━━━━━ INFORMATION GIVEN ━━━━━
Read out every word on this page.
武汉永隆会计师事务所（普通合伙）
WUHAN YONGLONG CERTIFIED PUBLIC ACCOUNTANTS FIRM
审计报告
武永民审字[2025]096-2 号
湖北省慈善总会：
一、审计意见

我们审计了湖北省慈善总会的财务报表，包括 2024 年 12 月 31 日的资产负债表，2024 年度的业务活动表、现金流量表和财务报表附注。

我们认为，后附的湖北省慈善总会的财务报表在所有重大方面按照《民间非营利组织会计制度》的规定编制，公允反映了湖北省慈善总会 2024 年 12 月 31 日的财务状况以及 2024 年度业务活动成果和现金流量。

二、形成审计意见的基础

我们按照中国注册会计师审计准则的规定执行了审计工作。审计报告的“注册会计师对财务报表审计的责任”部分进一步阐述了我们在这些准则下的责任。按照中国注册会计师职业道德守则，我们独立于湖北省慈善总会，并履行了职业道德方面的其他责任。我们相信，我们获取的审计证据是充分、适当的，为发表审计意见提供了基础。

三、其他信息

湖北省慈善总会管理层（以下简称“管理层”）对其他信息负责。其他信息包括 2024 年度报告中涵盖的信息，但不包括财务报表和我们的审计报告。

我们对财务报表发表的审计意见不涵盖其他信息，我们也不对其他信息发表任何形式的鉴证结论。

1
━━━━━
THE TASK
Type out the material again exactly as presented.

FINAL RESULT
Read out every word on this page.
武汉永隆会计师事务所（普通合伙）
WUHAN YONGLONG CERTIFIED PUBLIC ACCOUNTANTS FIRM
审计报告
武永民审字[2025]096-2 号
湖北省慈善总会：
一、审计意见

我们审计了湖北省慈善总会的财务报表，包括 2024 年 12 月 31 日的资产负债表，2024 年度的业务活动表、现金流量表和财务报表附注。

我们认为，后附的湖北省慈善总会的财务报表在所有重大方面按照《民间非营利组织会计制度》的规定编制，公允反映了湖北省慈善总会 2024 年 12 月 31 日的财务状况以及 2024 年度业务活动成果和现金流量。

二、形成审计意见的基础

我们按照中国注册会计师审计准则的规定执行了审计工作。审计报告的“注册会计师对财务报表审计的责任”部分进一步阐述了我们在这些准则下的责任。按照中国注册会计师职业道德守则，我们独立于湖北省慈善总会，并履行了职业道德方面的其他责任。我们相信，我们获取的审计证据是充分、适当的，为发表审计意见提供了基础。

三、其他信息

湖北省慈善总会管理层（以下简称“管理层”）对其他信息负责。其他信息包括 2024 年度报告中涵盖的信息，但不包括财务报表和我们的审计报告。

我们对财务报表发表的审计意见不涵盖其他信息，我们也不对其他信息发表任何形式的鉴证结论。

1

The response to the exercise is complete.